=== What you are asked to do ===
Do not carry the pictures over; copy every other part of the entries exactly.

*****

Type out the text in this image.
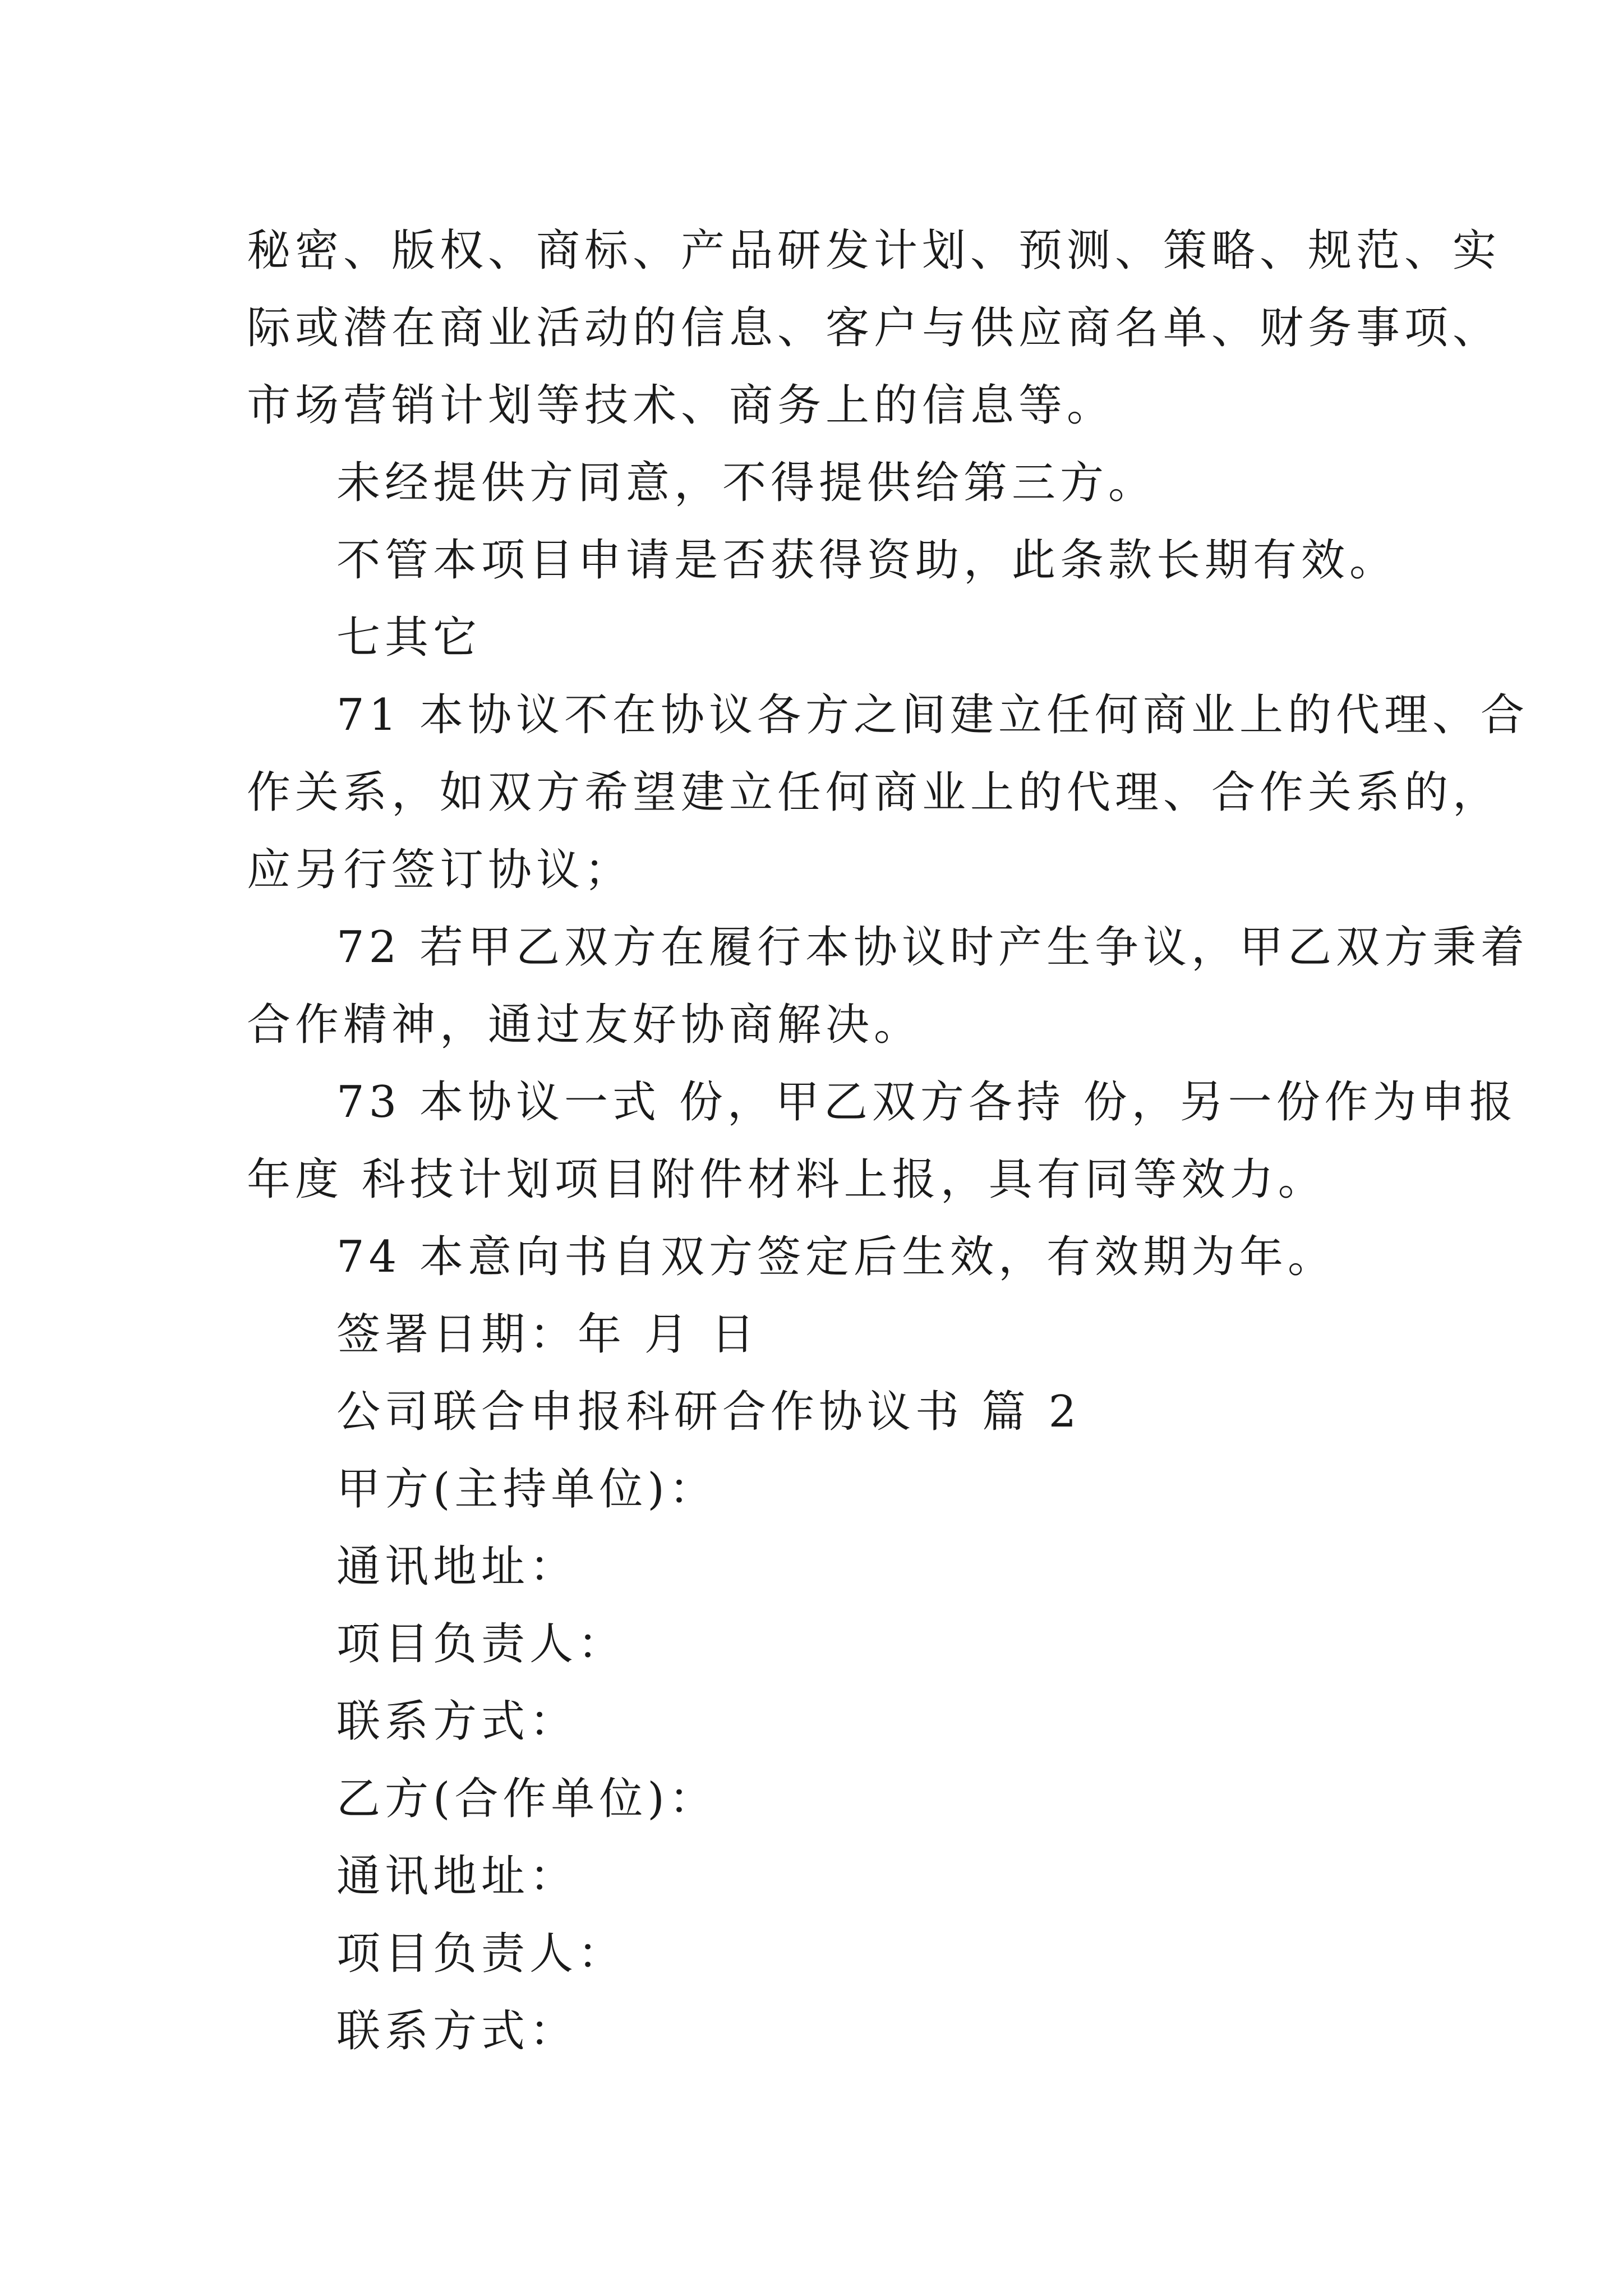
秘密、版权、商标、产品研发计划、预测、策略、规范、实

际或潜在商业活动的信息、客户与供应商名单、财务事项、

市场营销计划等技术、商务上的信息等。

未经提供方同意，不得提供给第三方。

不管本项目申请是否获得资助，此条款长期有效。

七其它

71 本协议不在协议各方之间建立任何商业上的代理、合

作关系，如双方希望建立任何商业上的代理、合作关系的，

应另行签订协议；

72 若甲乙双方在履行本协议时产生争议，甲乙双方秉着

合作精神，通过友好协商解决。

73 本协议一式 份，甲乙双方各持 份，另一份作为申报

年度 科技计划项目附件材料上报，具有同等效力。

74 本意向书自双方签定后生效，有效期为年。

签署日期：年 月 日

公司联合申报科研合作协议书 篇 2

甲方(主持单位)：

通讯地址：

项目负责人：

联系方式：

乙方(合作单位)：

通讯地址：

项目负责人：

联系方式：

*****

=== Answer to the problem ===
Type out the text in this image.
秘密、版权、商标、产品研发计划、预测、策略、规范、实

际或潜在商业活动的信息、客户与供应商名单、财务事项、

市场营销计划等技术、商务上的信息等。

未经提供方同意，不得提供给第三方。

不管本项目申请是否获得资助，此条款长期有效。

七其它

71 本协议不在协议各方之间建立任何商业上的代理、合

作关系，如双方希望建立任何商业上的代理、合作关系的，

应另行签订协议；

72 若甲乙双方在履行本协议时产生争议，甲乙双方秉着

合作精神，通过友好协商解决。

73 本协议一式 份，甲乙双方各持 份，另一份作为申报

年度 科技计划项目附件材料上报，具有同等效力。

74 本意向书自双方签定后生效，有效期为年。

签署日期：年 月 日

公司联合申报科研合作协议书 篇 2

甲方(主持单位)：

通讯地址：

项目负责人：

联系方式：

乙方(合作单位)：

通讯地址：

项目负责人：

联系方式：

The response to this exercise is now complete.